Written task |
Only a number is wanted. Count the lines holding the string "Haushalt".

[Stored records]
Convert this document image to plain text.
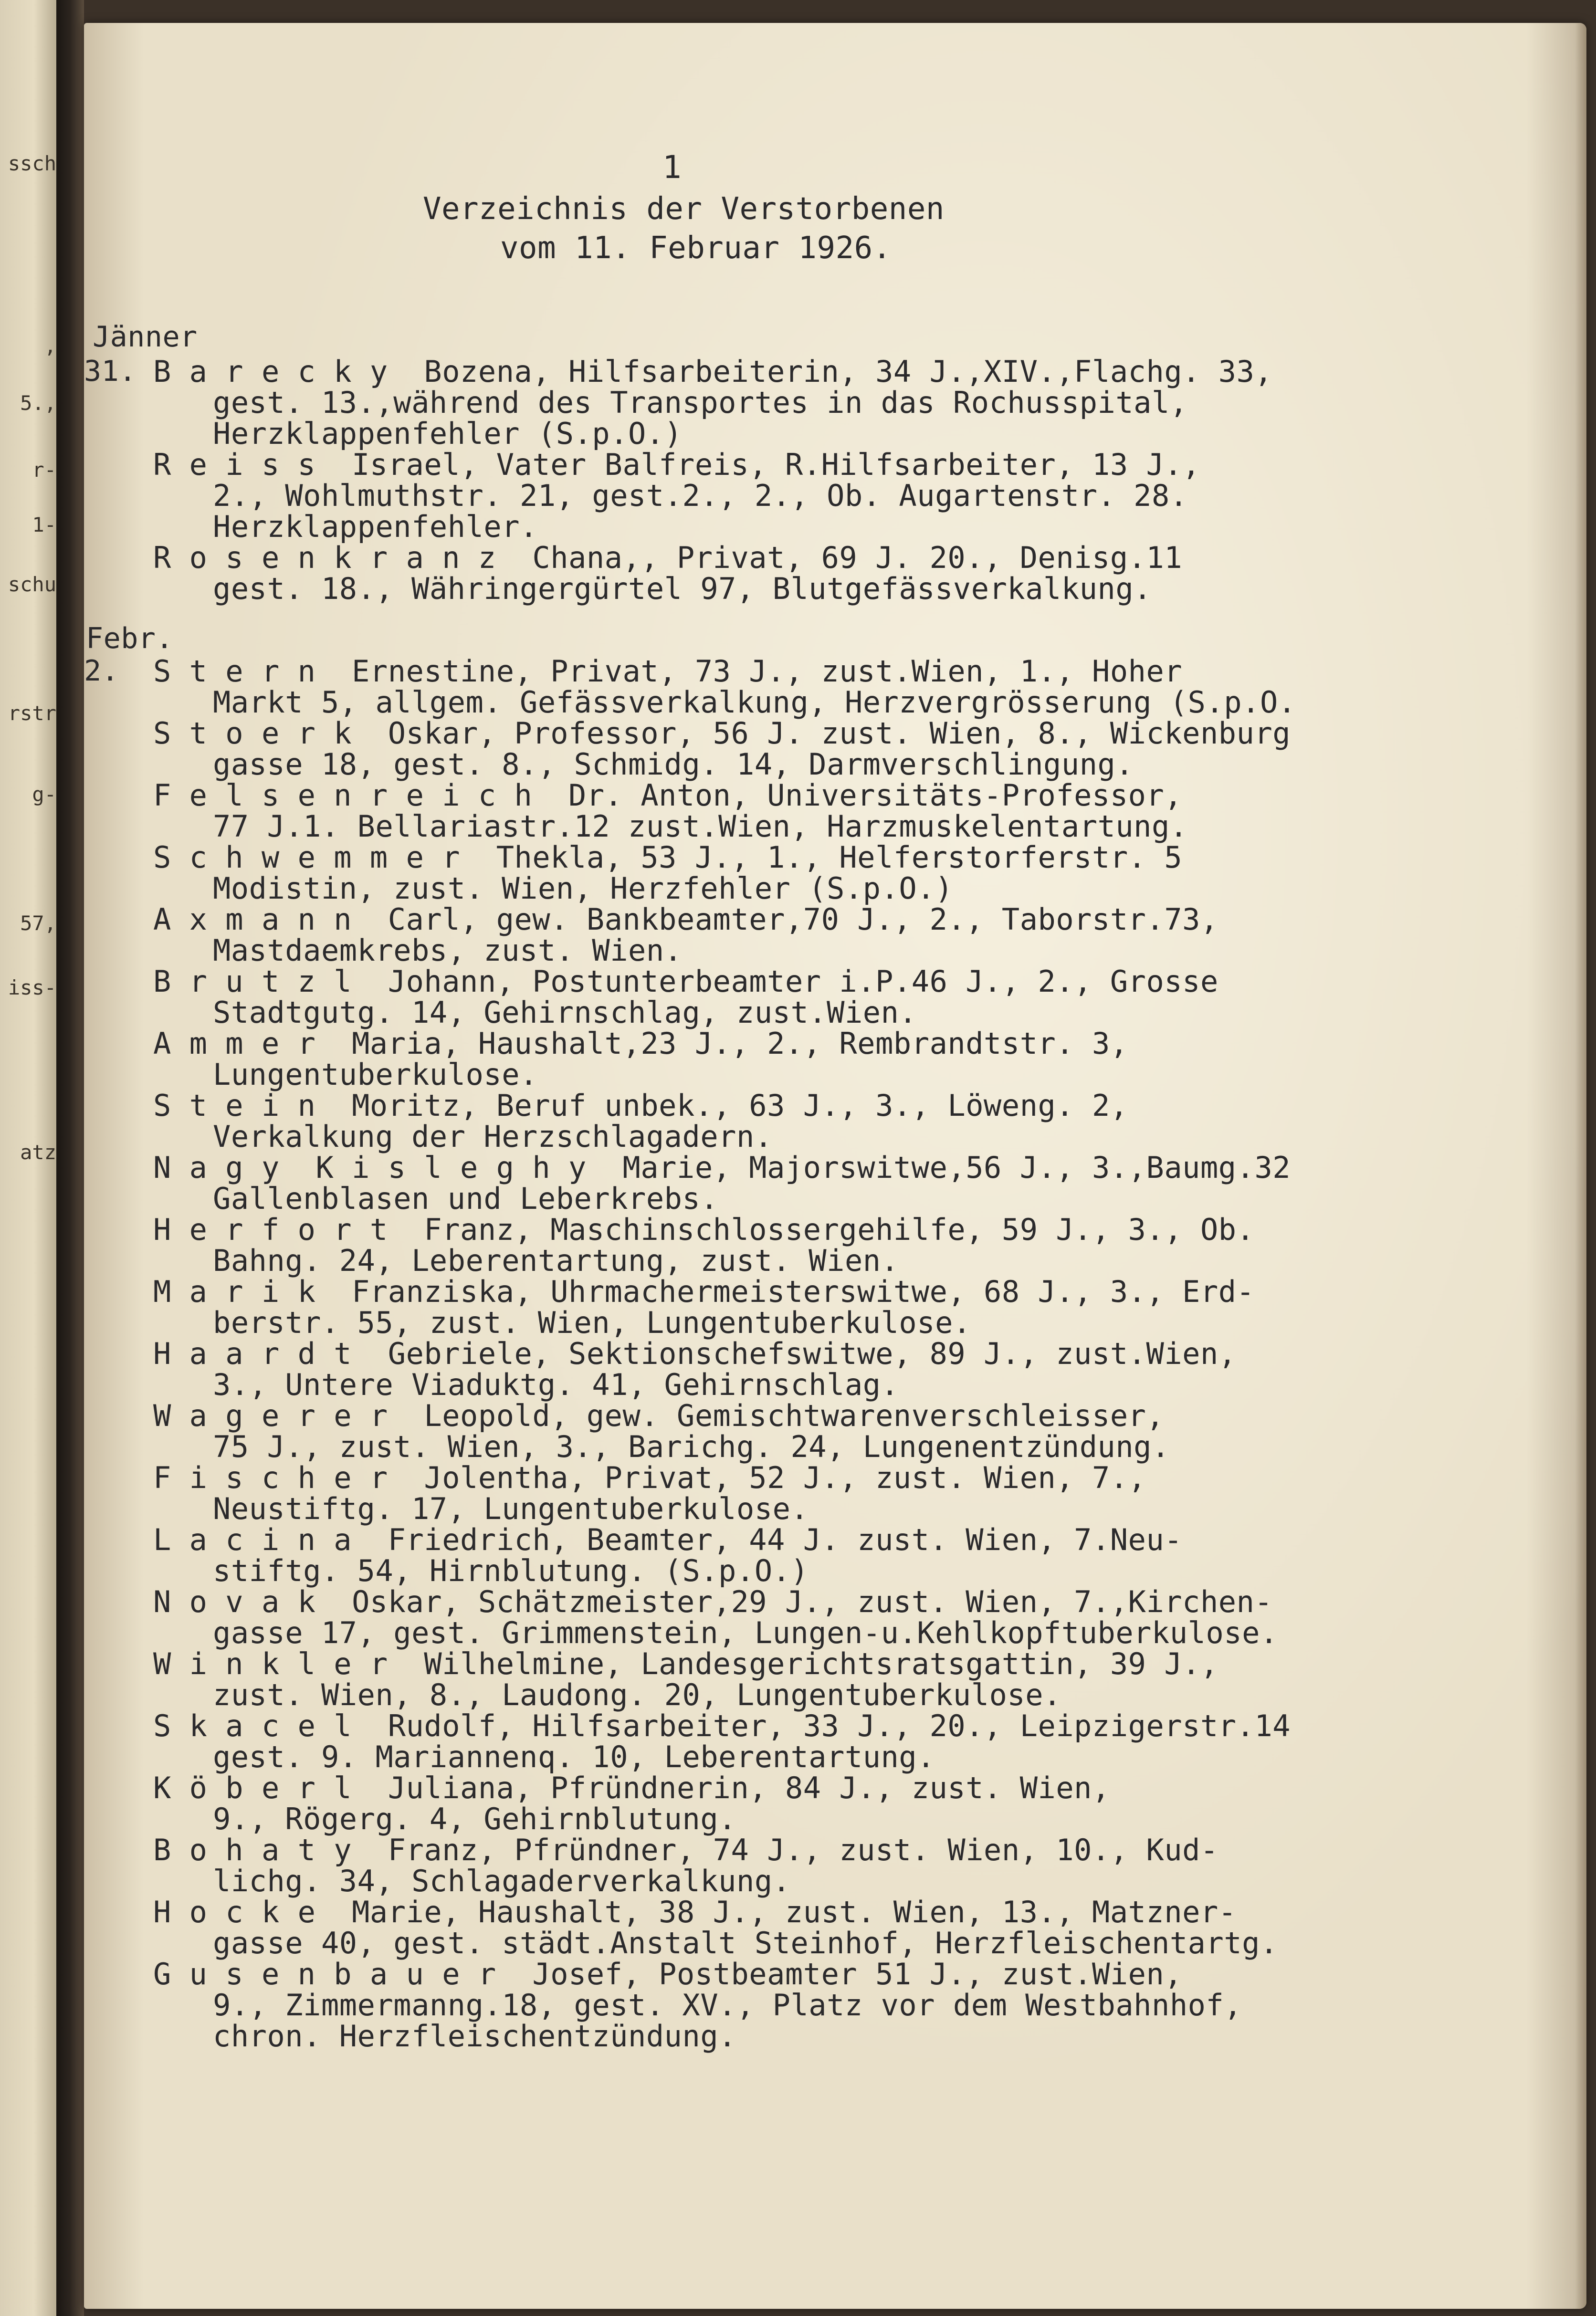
ssch
,
5.,
r-
1-
schu
rstr
g-
57,
iss-
atz
1
Verzeichnis der Verstorbenen
vom 11. Februar 1926.
Jänner
Febr.
31.
2.
B a r e c k y  Bozena, Hilfsarbeiterin, 34 J.,XIV.,Flachg. 33,
gest. 13.,während des Transportes in das Rochusspital,
Herzklappenfehler (S.p.O.)
R e i s s  Israel, Vater Balfreis, R.Hilfsarbeiter, 13 J.,
2., Wohlmuthstr. 21, gest.2., 2., Ob. Augartenstr. 28.
Herzklappenfehler.
R o s e n k r a n z  Chana,, Privat, 69 J. 20., Denisg.11
gest. 18., Währingergürtel 97, Blutgefässverkalkung.
S t e r n  Ernestine, Privat, 73 J., zust.Wien, 1., Hoher
Markt 5, allgem. Gefässverkalkung, Herzvergrösserung (S.p.O.
S t o e r k  Oskar, Professor, 56 J. zust. Wien, 8., Wickenburg
gasse 18, gest. 8., Schmidg. 14, Darmverschlingung.
F e l s e n r e i c h  Dr. Anton, Universitäts-Professor,
77 J.1. Bellariastr.12 zust.Wien, Harzmuskelentartung.
S c h w e m m e r  Thekla, 53 J., 1., Helferstorferstr. 5
Modistin, zust. Wien, Herzfehler (S.p.O.)
A x m a n n  Carl, gew. Bankbeamter,70 J., 2., Taborstr.73,
Mastdaemkrebs, zust. Wien.
B r u t z l  Johann, Postunterbeamter i.P.46 J., 2., Grosse
Stadtgutg. 14, Gehirnschlag, zust.Wien.
A m m e r  Maria, Haushalt,23 J., 2., Rembrandtstr. 3,
Lungentuberkulose.
S t e i n  Moritz, Beruf unbek., 63 J., 3., Löweng. 2,
Verkalkung der Herzschlagadern.
N a g y  K i s l e g h y  Marie, Majorswitwe,56 J., 3.,Baumg.32
Gallenblasen und Leberkrebs.
H e r f o r t  Franz, Maschinschlossergehilfe, 59 J., 3., Ob.
Bahng. 24, Leberentartung, zust. Wien.
M a r i k  Franziska, Uhrmachermeisterswitwe, 68 J., 3., Erd-
berstr. 55, zust. Wien, Lungentuberkulose.
H a a r d t  Gebriele, Sektionschefswitwe, 89 J., zust.Wien,
3., Untere Viaduktg. 41, Gehirnschlag.
W a g e r e r  Leopold, gew. Gemischtwarenverschleisser,
75 J., zust. Wien, 3., Barichg. 24, Lungenentzündung.
F i s c h e r  Jolentha, Privat, 52 J., zust. Wien, 7.,
Neustiftg. 17, Lungentuberkulose.
L a c i n a  Friedrich, Beamter, 44 J. zust. Wien, 7.Neu-
stiftg. 54, Hirnblutung. (S.p.O.)
N o v a k  Oskar, Schätzmeister,29 J., zust. Wien, 7.,Kirchen-
gasse 17, gest. Grimmenstein, Lungen-u.Kehlkopftuberkulose.
W i n k l e r  Wilhelmine, Landesgerichtsratsgattin, 39 J.,
zust. Wien, 8., Laudong. 20, Lungentuberkulose.
S k a c e l  Rudolf, Hilfsarbeiter, 33 J., 20., Leipzigerstr.14
gest. 9. Mariannenq. 10, Leberentartung.
K ö b e r l  Juliana, Pfründnerin, 84 J., zust. Wien,
9., Rögerg. 4, Gehirnblutung.
B o h a t y  Franz, Pfründner, 74 J., zust. Wien, 10., Kud-
lichg. 34, Schlagaderverkalkung.
H o c k e  Marie, Haushalt, 38 J., zust. Wien, 13., Matzner-
gasse 40, gest. städt.Anstalt Steinhof, Herzfleischentartg.
G u s e n b a u e r  Josef, Postbeamter 51 J., zust.Wien,
9., Zimmermanng.18, gest. XV., Platz vor dem Westbahnhof,
chron. Herzfleischentzündung.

Final result |
2